→ Directions: Take the line containing "Enumerate this screenshot's" as the first line and the line containing "Parse this screenshot: output" as the last, and output that span verbatim without any images.

Stored data entries:
================================

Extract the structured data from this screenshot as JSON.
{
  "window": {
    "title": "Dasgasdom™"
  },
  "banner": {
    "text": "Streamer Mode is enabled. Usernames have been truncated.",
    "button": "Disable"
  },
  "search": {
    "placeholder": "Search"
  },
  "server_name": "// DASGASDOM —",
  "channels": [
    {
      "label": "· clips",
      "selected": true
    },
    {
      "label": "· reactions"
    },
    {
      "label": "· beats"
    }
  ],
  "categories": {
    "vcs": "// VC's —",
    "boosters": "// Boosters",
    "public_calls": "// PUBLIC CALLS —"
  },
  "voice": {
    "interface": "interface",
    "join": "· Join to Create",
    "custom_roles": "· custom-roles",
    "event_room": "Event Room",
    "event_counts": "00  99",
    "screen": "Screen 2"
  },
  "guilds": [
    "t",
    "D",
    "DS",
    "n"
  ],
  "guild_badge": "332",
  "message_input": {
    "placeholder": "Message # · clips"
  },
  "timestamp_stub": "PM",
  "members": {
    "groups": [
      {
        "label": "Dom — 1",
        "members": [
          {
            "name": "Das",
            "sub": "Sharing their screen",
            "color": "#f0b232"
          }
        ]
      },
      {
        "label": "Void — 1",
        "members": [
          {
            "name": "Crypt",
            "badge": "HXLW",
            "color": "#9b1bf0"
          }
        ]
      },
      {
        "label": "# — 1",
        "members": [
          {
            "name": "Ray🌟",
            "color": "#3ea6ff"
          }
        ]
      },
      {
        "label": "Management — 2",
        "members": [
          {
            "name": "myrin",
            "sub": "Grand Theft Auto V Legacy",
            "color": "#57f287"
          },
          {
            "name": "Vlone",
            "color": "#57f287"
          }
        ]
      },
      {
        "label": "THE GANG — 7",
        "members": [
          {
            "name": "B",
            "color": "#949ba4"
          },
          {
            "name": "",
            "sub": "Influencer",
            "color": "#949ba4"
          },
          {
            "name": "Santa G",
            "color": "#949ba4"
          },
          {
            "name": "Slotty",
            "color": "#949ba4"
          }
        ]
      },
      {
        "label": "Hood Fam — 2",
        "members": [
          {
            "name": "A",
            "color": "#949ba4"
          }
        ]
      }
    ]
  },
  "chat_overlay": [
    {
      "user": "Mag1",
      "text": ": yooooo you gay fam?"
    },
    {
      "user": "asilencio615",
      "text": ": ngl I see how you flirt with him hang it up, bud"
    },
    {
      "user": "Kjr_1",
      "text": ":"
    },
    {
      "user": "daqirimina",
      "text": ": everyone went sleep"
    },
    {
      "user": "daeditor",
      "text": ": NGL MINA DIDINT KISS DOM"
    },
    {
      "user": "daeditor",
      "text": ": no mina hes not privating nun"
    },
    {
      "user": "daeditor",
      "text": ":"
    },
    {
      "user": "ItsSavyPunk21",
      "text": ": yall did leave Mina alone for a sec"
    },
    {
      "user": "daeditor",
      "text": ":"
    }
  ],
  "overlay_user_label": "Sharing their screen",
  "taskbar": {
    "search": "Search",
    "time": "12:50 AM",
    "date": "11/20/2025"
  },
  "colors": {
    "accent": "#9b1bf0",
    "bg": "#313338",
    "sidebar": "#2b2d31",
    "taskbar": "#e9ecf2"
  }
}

================================

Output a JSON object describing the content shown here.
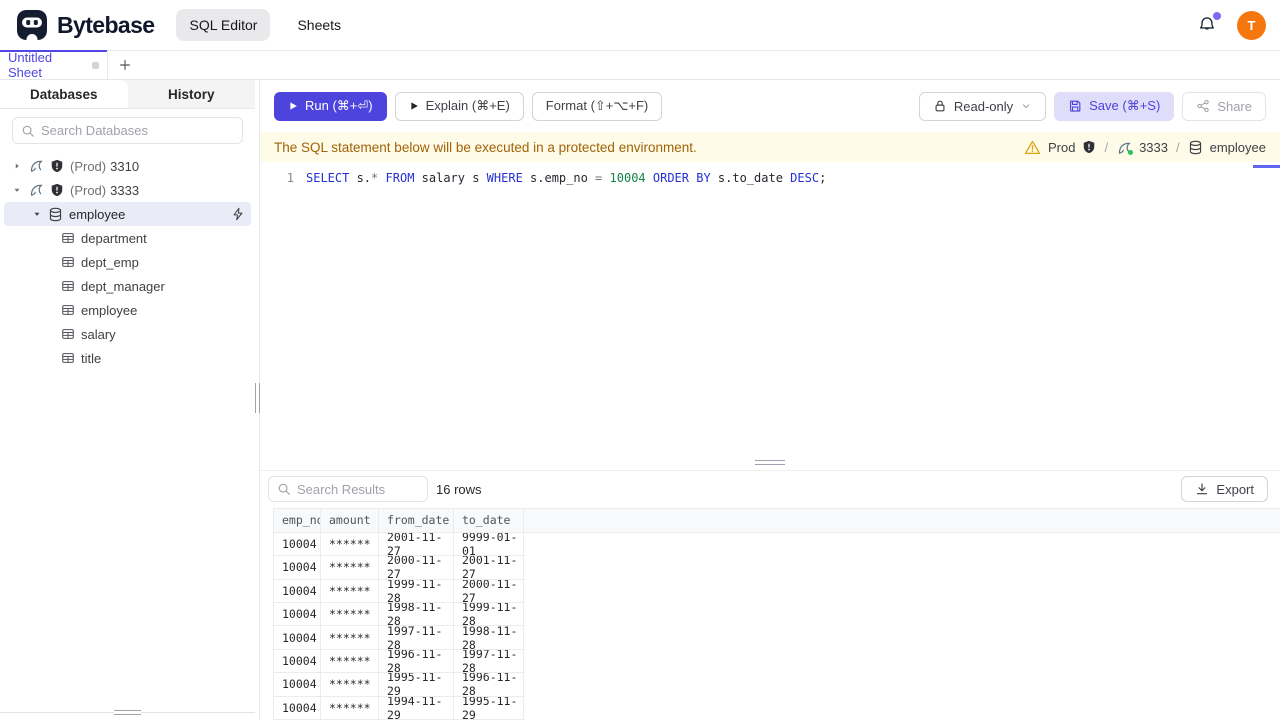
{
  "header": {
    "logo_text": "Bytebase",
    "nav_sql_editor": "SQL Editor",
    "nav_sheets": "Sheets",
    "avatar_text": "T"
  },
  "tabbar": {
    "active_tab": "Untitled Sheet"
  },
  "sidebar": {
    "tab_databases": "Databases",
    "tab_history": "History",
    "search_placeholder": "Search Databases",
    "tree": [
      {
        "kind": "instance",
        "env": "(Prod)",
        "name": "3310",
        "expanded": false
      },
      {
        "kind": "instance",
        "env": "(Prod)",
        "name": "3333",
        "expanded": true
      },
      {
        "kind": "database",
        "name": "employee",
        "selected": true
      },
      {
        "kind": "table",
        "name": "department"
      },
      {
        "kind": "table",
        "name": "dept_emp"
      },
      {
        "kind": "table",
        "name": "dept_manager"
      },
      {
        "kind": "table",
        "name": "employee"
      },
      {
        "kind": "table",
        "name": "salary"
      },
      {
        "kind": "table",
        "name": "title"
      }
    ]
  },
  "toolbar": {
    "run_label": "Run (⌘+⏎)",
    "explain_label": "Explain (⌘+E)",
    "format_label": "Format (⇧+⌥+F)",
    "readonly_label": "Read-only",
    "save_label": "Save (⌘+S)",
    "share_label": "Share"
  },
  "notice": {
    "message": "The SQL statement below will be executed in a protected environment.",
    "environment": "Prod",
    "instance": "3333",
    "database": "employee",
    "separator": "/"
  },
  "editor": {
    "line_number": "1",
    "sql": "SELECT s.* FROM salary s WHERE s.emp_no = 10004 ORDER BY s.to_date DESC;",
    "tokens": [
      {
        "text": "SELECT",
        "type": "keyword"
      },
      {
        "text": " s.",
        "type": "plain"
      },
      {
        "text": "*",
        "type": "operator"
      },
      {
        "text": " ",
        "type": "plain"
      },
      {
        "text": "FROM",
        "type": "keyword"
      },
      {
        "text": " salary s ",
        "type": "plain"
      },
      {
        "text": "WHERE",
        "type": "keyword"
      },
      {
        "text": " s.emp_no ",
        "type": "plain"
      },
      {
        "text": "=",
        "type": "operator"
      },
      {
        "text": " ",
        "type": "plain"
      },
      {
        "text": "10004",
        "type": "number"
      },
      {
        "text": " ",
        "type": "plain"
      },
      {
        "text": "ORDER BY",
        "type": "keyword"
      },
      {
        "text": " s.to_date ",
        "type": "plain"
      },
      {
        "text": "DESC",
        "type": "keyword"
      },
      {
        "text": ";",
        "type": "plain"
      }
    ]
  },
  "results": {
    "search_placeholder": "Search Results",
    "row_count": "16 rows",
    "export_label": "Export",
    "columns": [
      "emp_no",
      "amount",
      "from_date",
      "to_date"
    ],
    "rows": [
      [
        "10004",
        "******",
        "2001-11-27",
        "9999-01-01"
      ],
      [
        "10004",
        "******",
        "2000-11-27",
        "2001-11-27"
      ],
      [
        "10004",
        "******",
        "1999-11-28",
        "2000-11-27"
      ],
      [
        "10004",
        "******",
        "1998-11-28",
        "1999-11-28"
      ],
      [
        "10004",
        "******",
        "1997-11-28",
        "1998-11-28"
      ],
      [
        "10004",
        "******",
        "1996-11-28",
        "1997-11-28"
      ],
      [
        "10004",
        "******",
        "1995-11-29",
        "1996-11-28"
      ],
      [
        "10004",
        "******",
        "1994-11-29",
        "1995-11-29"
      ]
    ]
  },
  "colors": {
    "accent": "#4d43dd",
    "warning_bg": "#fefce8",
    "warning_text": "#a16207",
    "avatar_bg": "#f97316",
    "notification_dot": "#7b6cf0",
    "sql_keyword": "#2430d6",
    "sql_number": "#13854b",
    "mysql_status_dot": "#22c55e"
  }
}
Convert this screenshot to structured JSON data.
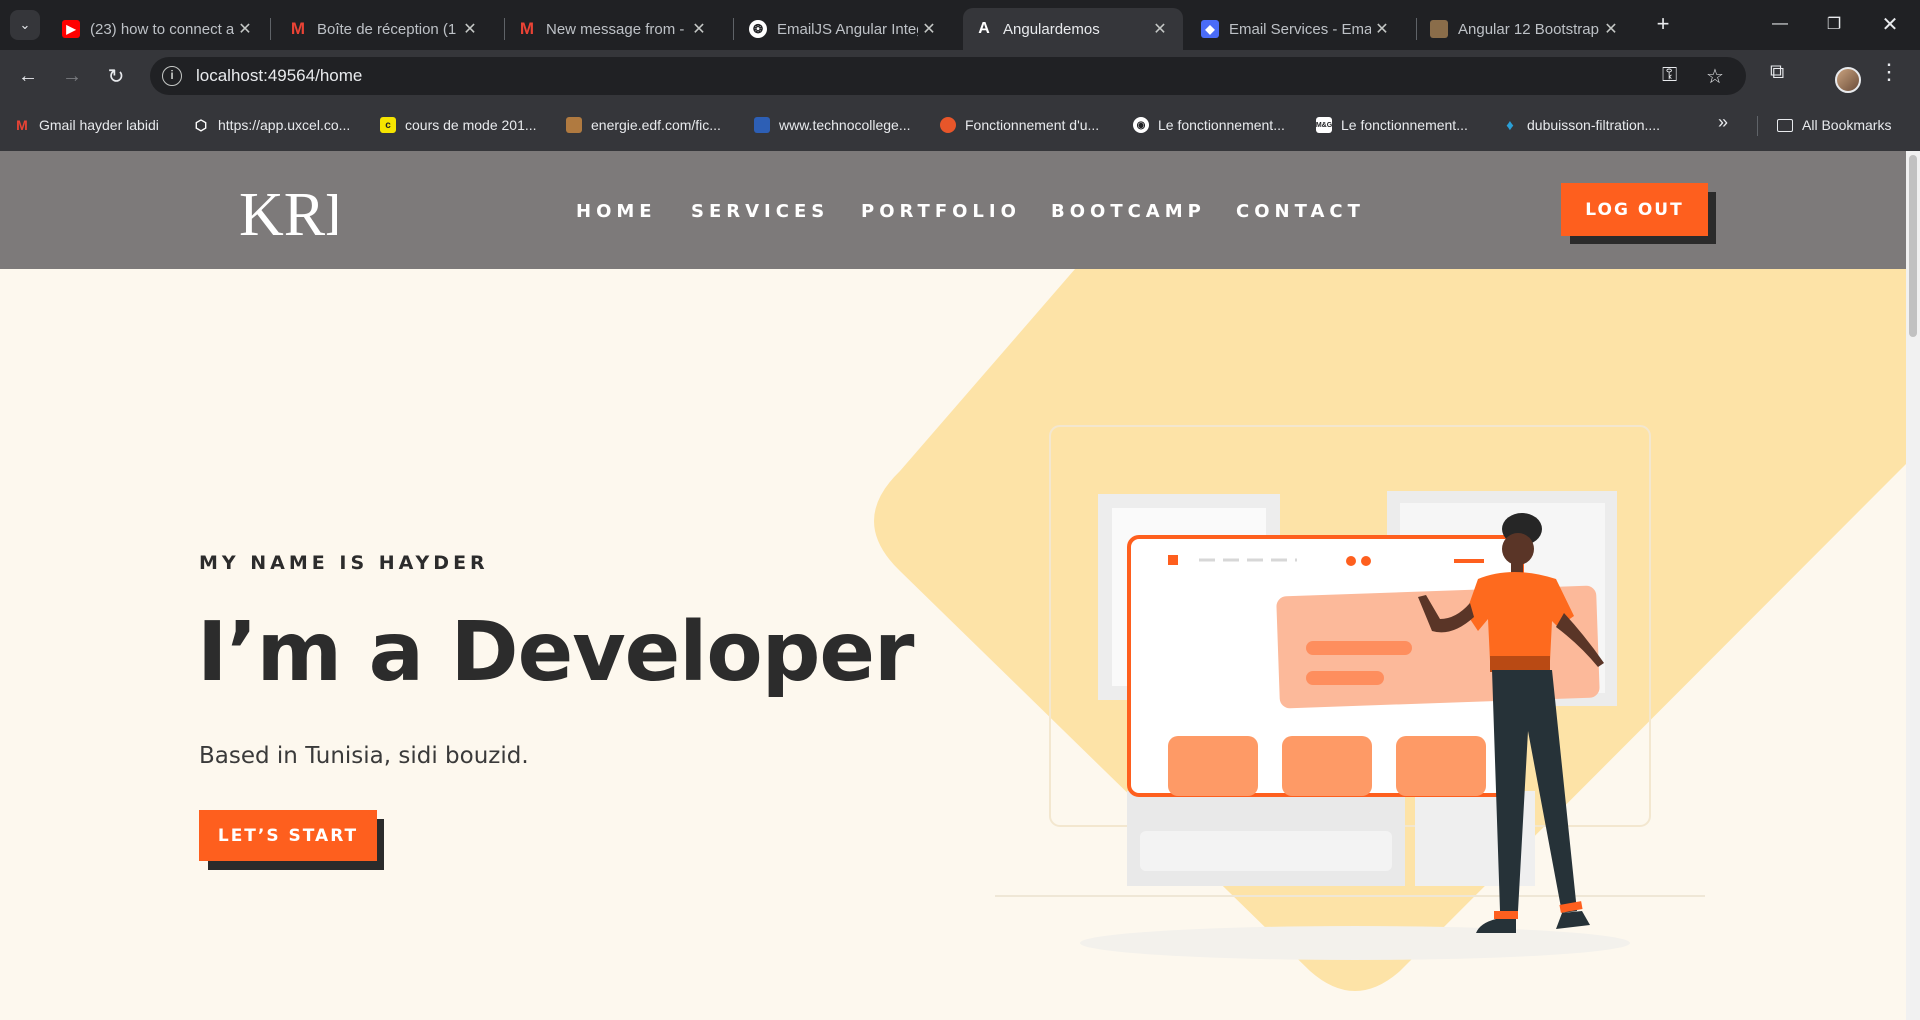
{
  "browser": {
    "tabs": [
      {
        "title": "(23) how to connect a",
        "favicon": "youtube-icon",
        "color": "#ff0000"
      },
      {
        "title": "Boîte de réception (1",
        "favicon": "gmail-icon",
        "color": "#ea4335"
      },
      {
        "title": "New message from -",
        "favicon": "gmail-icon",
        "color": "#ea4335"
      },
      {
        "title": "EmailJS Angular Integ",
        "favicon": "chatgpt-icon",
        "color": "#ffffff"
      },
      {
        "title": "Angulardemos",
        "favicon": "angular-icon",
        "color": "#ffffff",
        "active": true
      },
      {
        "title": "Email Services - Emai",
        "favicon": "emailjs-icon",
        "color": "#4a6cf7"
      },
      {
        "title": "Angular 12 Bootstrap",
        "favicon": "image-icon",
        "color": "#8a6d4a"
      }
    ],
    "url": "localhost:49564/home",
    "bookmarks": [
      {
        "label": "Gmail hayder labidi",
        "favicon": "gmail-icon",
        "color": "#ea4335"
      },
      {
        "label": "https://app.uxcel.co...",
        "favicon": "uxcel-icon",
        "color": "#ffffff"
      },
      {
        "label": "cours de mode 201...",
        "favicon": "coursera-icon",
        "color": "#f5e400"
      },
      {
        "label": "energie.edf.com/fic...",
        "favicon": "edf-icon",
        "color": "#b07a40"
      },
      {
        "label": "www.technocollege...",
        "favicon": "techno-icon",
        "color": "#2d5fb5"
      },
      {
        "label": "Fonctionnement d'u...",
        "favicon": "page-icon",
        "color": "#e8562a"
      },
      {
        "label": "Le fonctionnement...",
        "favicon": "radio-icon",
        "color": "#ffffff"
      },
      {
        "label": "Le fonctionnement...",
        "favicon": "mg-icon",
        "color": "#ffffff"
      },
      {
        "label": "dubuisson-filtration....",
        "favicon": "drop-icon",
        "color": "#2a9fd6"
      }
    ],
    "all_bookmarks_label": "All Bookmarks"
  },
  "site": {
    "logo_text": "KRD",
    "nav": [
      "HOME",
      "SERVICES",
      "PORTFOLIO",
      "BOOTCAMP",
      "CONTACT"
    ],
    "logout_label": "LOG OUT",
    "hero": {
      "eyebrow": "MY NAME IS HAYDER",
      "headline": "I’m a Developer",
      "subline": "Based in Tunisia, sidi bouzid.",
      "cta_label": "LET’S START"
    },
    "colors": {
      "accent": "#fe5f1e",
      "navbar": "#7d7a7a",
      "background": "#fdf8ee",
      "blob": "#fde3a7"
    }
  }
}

================================

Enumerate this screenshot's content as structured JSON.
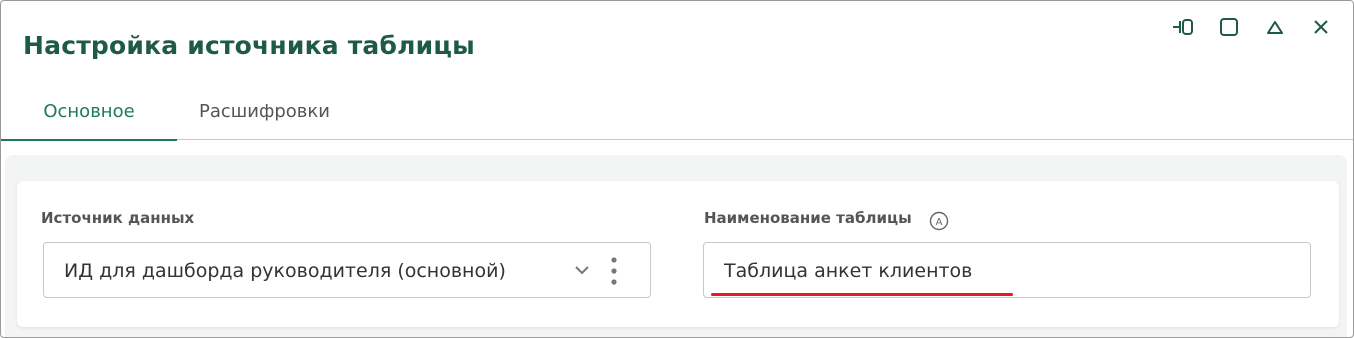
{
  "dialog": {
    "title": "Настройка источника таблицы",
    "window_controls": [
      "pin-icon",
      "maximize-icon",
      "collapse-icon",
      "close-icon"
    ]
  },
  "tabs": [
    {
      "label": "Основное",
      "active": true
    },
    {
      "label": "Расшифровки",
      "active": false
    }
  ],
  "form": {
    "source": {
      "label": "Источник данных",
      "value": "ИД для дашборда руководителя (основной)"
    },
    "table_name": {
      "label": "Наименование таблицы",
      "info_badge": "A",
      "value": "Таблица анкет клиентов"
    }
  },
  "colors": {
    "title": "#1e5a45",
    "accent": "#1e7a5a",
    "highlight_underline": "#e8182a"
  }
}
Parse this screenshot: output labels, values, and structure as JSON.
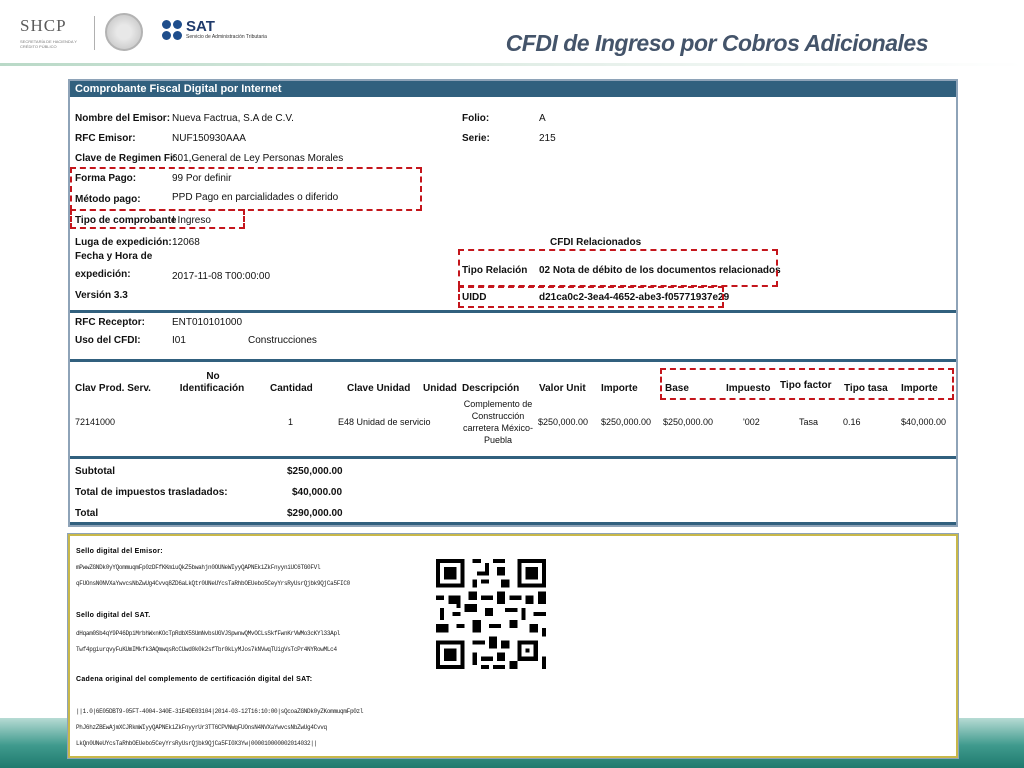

================================

→ Task response:
Enumerate this screenshot's content as structured JSON.
{
  "dialog": {
    "title": "Настройка источника таблицы",
    "window_controls": [
      "pin-icon",
      "maximize-icon",
      "collapse-icon",
      "close-icon"
    ]
  },
  "tabs": [
    {
      "label": "Основное",
      "active": true
    },
    {
      "label": "Расшифровки",
      "active": false
    }
  ],
  "form": {
    "source": {
      "label": "Источник данных",
      "value": "ИД для дашборда руководителя (основной)"
    },
    "table_name": {
      "label": "Наименование таблицы",
      "info_badge": "A",
      "value": "Таблица анкет клиентов"
    }
  },
  "colors": {
    "title": "#1e5a45",
    "accent": "#1e7a5a",
    "highlight_underline": "#e8182a"
  }
}
Parse this screenshot: output labels, values, and structure as JSON.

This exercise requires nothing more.